◆ Task instructions ◆
Output the material beneath this task exactly, images excluded.

[Stored items from a collection]
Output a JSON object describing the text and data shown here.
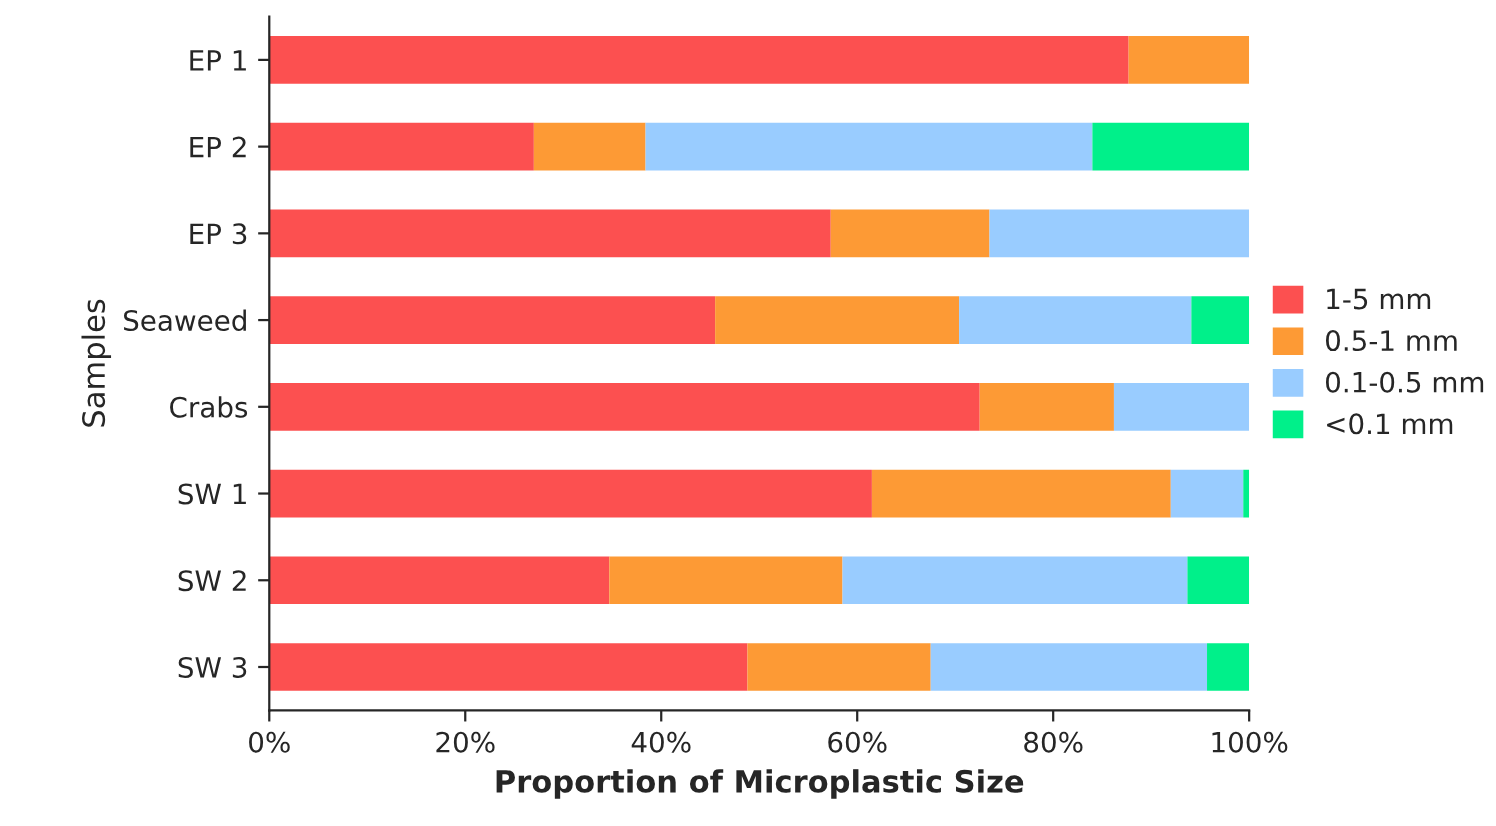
{
  "chart_data": {
    "type": "bar",
    "orientation": "horizontal",
    "stacked": true,
    "xlabel": "Proportion of Microplastic Size",
    "ylabel": "Samples",
    "categories": [
      "EP 1",
      "EP 2",
      "EP 3",
      "Seaweed",
      "Crabs",
      "SW 1",
      "SW 2",
      "SW 3"
    ],
    "series": [
      {
        "name": "1-5 mm",
        "color": "#fc5050",
        "values": [
          87.7,
          27.0,
          57.3,
          45.5,
          72.5,
          61.5,
          34.7,
          48.8
        ]
      },
      {
        "name": "0.5-1 mm",
        "color": "#fd9a35",
        "values": [
          12.3,
          11.4,
          16.2,
          24.9,
          13.7,
          30.5,
          23.8,
          18.7
        ]
      },
      {
        "name": "0.1-0.5 mm",
        "color": "#99ccff",
        "values": [
          null,
          45.6,
          26.5,
          23.7,
          13.8,
          7.4,
          35.2,
          28.2
        ]
      },
      {
        "name": "<0.1 mm",
        "color": "#00f08a",
        "values": [
          null,
          16.0,
          null,
          5.9,
          null,
          0.6,
          6.3,
          4.3
        ]
      }
    ],
    "xlim": [
      0,
      100
    ],
    "xticks": [
      {
        "value": 0,
        "label": "0%"
      },
      {
        "value": 20,
        "label": "20%"
      },
      {
        "value": 40,
        "label": "40%"
      },
      {
        "value": 60,
        "label": "60%"
      },
      {
        "value": 80,
        "label": "80%"
      },
      {
        "value": 100,
        "label": "100%"
      }
    ],
    "grid": false,
    "legend": "right"
  }
}
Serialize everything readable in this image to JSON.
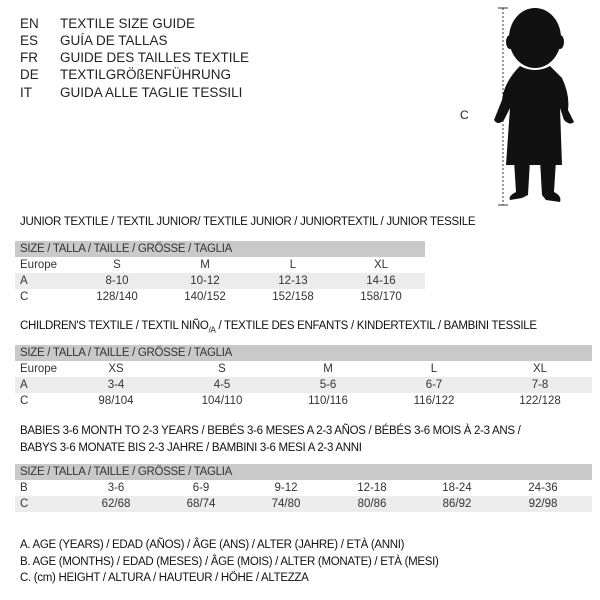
{
  "header": [
    {
      "code": "EN",
      "title": "TEXTILE SIZE GUIDE"
    },
    {
      "code": "ES",
      "title": "GUÍA DE TALLAS"
    },
    {
      "code": "FR",
      "title": "GUIDE DES TAILLES TEXTILE"
    },
    {
      "code": "DE",
      "title": "TEXTILGRÖßENFÜHRUNG"
    },
    {
      "code": "IT",
      "title": "GUIDA ALLE TAGLIE TESSILI"
    }
  ],
  "figure": {
    "measure_label": "C",
    "icon": "child-silhouette-icon"
  },
  "junior": {
    "title": "JUNIOR TEXTILE / TEXTIL JUNIOR/ TEXTILE JUNIOR / JUNIORTEXTIL / JUNIOR TESSILE",
    "header": "SIZE / TALLA / TAILLE / GRÖSSE / TAGLIA",
    "rows": [
      {
        "label": "Europe",
        "values": [
          "S",
          "M",
          "L",
          "XL"
        ]
      },
      {
        "label": "A",
        "values": [
          "8-10",
          "10-12",
          "12-13",
          "14-16"
        ]
      },
      {
        "label": "C",
        "values": [
          "128/140",
          "140/152",
          "152/158",
          "158/170"
        ]
      }
    ]
  },
  "children": {
    "title": "CHILDREN'S TEXTILE / TEXTIL NIÑO",
    "title_sub": "/A",
    "title_rest": " / TEXTILE DES ENFANTS / KINDERTEXTIL / BAMBINI TESSILE",
    "header": "SIZE / TALLA / TAILLE / GRÖSSE / TAGLIA",
    "rows": [
      {
        "label": "Europe",
        "values": [
          "XS",
          "S",
          "M",
          "L",
          "XL"
        ]
      },
      {
        "label": "A",
        "values": [
          "3-4",
          "4-5",
          "5-6",
          "6-7",
          "7-8"
        ]
      },
      {
        "label": "C",
        "values": [
          "98/104",
          "104/110",
          "110/116",
          "116/122",
          "122/128"
        ]
      }
    ]
  },
  "babies": {
    "title_line1": "BABIES 3-6 MONTH TO 2-3 YEARS / BEBÉS 3-6 MESES A 2-3 AÑOS / BÉBÉS 3-6 MOIS À 2-3 ANS /",
    "title_line2": "BABYS 3-6 MONATE BIS 2-3 JAHRE / BAMBINI 3-6 MESI A 2-3 ANNI",
    "header": "SIZE / TALLA / TAILLE / GRÖSSE / TAGLIA",
    "rows": [
      {
        "label": "B",
        "values": [
          "3-6",
          "6-9",
          "9-12",
          "12-18",
          "18-24",
          "24-36"
        ]
      },
      {
        "label": "C",
        "values": [
          "62/68",
          "68/74",
          "74/80",
          "80/86",
          "86/92",
          "92/98"
        ]
      }
    ]
  },
  "legend": [
    "A. AGE (YEARS) / EDAD (AÑOS) / ÂGE (ANS) / ALTER (JAHRE) / ETÀ (ANNI)",
    "B. AGE (MONTHS) / EDAD (MESES) / ÂGE (MOIS) / ALTER (MONATE) / ETÀ (MESI)",
    "C. (cm) HEIGHT / ALTURA / HAUTEUR / HÖHE / ALTEZZA"
  ]
}
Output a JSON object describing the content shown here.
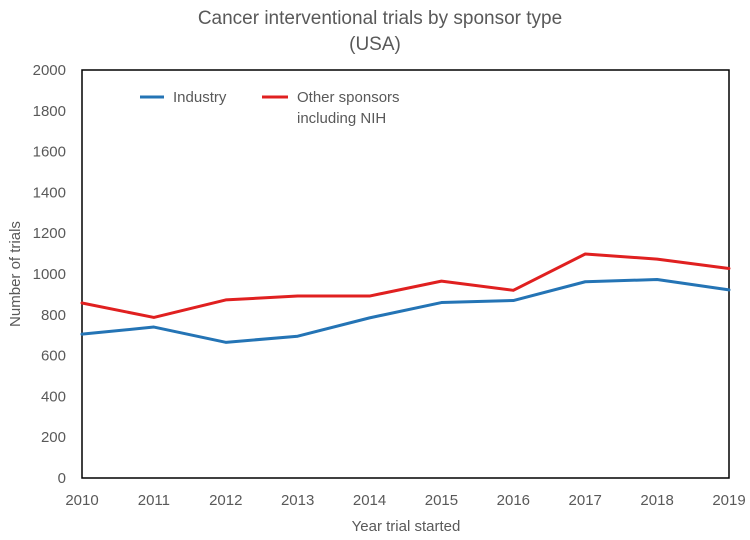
{
  "chart_data": {
    "type": "line",
    "title_line1": "Cancer interventional trials by sponsor type",
    "title_line2": "(USA)",
    "xlabel": "Year trial started",
    "ylabel": "Number of trials",
    "x": [
      2010,
      2011,
      2012,
      2013,
      2014,
      2015,
      2016,
      2017,
      2018,
      2019
    ],
    "ylim": [
      0,
      2000
    ],
    "yticks": [
      0,
      200,
      400,
      600,
      800,
      1000,
      1200,
      1400,
      1600,
      1800,
      2000
    ],
    "legend_position": "top-left",
    "grid": false,
    "series": [
      {
        "name": "Industry",
        "legend_lines": [
          "Industry"
        ],
        "color": "#2474b5",
        "values": [
          705,
          740,
          665,
          695,
          785,
          860,
          870,
          962,
          973,
          922
        ]
      },
      {
        "name": "Other sponsors including NIH",
        "legend_lines": [
          "Other sponsors",
          "including NIH"
        ],
        "color": "#e02020",
        "values": [
          858,
          787,
          873,
          892,
          892,
          965,
          920,
          1098,
          1073,
          1027
        ]
      }
    ]
  }
}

◆ Exercise output ◆
Output a JSON object describing the text and data shown here.
{
  "chart_data": {
    "type": "bar",
    "orientation": "horizontal",
    "stacked": true,
    "xlabel": "Proportion of Microplastic Size",
    "ylabel": "Samples",
    "categories": [
      "EP 1",
      "EP 2",
      "EP 3",
      "Seaweed",
      "Crabs",
      "SW 1",
      "SW 2",
      "SW 3"
    ],
    "series": [
      {
        "name": "1-5 mm",
        "color": "#fc5050",
        "values": [
          87.7,
          27.0,
          57.3,
          45.5,
          72.5,
          61.5,
          34.7,
          48.8
        ]
      },
      {
        "name": "0.5-1 mm",
        "color": "#fd9a35",
        "values": [
          12.3,
          11.4,
          16.2,
          24.9,
          13.7,
          30.5,
          23.8,
          18.7
        ]
      },
      {
        "name": "0.1-0.5 mm",
        "color": "#99ccff",
        "values": [
          null,
          45.6,
          26.5,
          23.7,
          13.8,
          7.4,
          35.2,
          28.2
        ]
      },
      {
        "name": "<0.1 mm",
        "color": "#00f08a",
        "values": [
          null,
          16.0,
          null,
          5.9,
          null,
          0.6,
          6.3,
          4.3
        ]
      }
    ],
    "xlim": [
      0,
      100
    ],
    "xticks": [
      {
        "value": 0,
        "label": "0%"
      },
      {
        "value": 20,
        "label": "20%"
      },
      {
        "value": 40,
        "label": "40%"
      },
      {
        "value": 60,
        "label": "60%"
      },
      {
        "value": 80,
        "label": "80%"
      },
      {
        "value": 100,
        "label": "100%"
      }
    ],
    "grid": false,
    "legend": "right"
  }
}
Serialize everything readable in this image to JSON.
{
  "header": [
    {
      "code": "EN",
      "title": "TEXTILE SIZE GUIDE"
    },
    {
      "code": "ES",
      "title": "GUÍA DE TALLAS"
    },
    {
      "code": "FR",
      "title": "GUIDE DES TAILLES TEXTILE"
    },
    {
      "code": "DE",
      "title": "TEXTILGRÖßENFÜHRUNG"
    },
    {
      "code": "IT",
      "title": "GUIDA ALLE TAGLIE TESSILI"
    }
  ],
  "figure": {
    "measure_label": "C",
    "icon": "child-silhouette-icon"
  },
  "junior": {
    "title": "JUNIOR TEXTILE / TEXTIL JUNIOR/ TEXTILE JUNIOR / JUNIORTEXTIL / JUNIOR TESSILE",
    "header": "SIZE / TALLA / TAILLE / GRÖSSE / TAGLIA",
    "rows": [
      {
        "label": "Europe",
        "values": [
          "S",
          "M",
          "L",
          "XL"
        ]
      },
      {
        "label": "A",
        "values": [
          "8-10",
          "10-12",
          "12-13",
          "14-16"
        ]
      },
      {
        "label": "C",
        "values": [
          "128/140",
          "140/152",
          "152/158",
          "158/170"
        ]
      }
    ]
  },
  "children": {
    "title": "CHILDREN'S TEXTILE / TEXTIL NIÑO",
    "title_sub": "/A",
    "title_rest": " / TEXTILE DES ENFANTS / KINDERTEXTIL / BAMBINI TESSILE",
    "header": "SIZE / TALLA / TAILLE / GRÖSSE / TAGLIA",
    "rows": [
      {
        "label": "Europe",
        "values": [
          "XS",
          "S",
          "M",
          "L",
          "XL"
        ]
      },
      {
        "label": "A",
        "values": [
          "3-4",
          "4-5",
          "5-6",
          "6-7",
          "7-8"
        ]
      },
      {
        "label": "C",
        "values": [
          "98/104",
          "104/110",
          "110/116",
          "116/122",
          "122/128"
        ]
      }
    ]
  },
  "babies": {
    "title_line1": "BABIES 3-6 MONTH TO 2-3 YEARS / BEBÉS 3-6 MESES A 2-3 AÑOS / BÉBÉS 3-6 MOIS À 2-3 ANS /",
    "title_line2": "BABYS 3-6 MONATE BIS 2-3 JAHRE / BAMBINI 3-6 MESI A 2-3 ANNI",
    "header": "SIZE / TALLA / TAILLE / GRÖSSE / TAGLIA",
    "rows": [
      {
        "label": "B",
        "values": [
          "3-6",
          "6-9",
          "9-12",
          "12-18",
          "18-24",
          "24-36"
        ]
      },
      {
        "label": "C",
        "values": [
          "62/68",
          "68/74",
          "74/80",
          "80/86",
          "86/92",
          "92/98"
        ]
      }
    ]
  },
  "legend": [
    "A. AGE (YEARS) / EDAD (AÑOS) / ÂGE (ANS) / ALTER (JAHRE) / ETÀ (ANNI)",
    "B. AGE (MONTHS) / EDAD (MESES) / ÂGE (MOIS) / ALTER (MONATE) / ETÀ (MESI)",
    "C. (cm) HEIGHT / ALTURA / HAUTEUR / HÖHE / ALTEZZA"
  ]
}
Output a JSON object describing the content shown here.
{
  "chart_data": {
    "type": "line",
    "title_line1": "Cancer interventional trials by sponsor type",
    "title_line2": "(USA)",
    "xlabel": "Year trial started",
    "ylabel": "Number of trials",
    "x": [
      2010,
      2011,
      2012,
      2013,
      2014,
      2015,
      2016,
      2017,
      2018,
      2019
    ],
    "ylim": [
      0,
      2000
    ],
    "yticks": [
      0,
      200,
      400,
      600,
      800,
      1000,
      1200,
      1400,
      1600,
      1800,
      2000
    ],
    "legend_position": "top-left",
    "grid": false,
    "series": [
      {
        "name": "Industry",
        "legend_lines": [
          "Industry"
        ],
        "color": "#2474b5",
        "values": [
          705,
          740,
          665,
          695,
          785,
          860,
          870,
          962,
          973,
          922
        ]
      },
      {
        "name": "Other sponsors including NIH",
        "legend_lines": [
          "Other sponsors",
          "including NIH"
        ],
        "color": "#e02020",
        "values": [
          858,
          787,
          873,
          892,
          892,
          965,
          920,
          1098,
          1073,
          1027
        ]
      }
    ]
  }
}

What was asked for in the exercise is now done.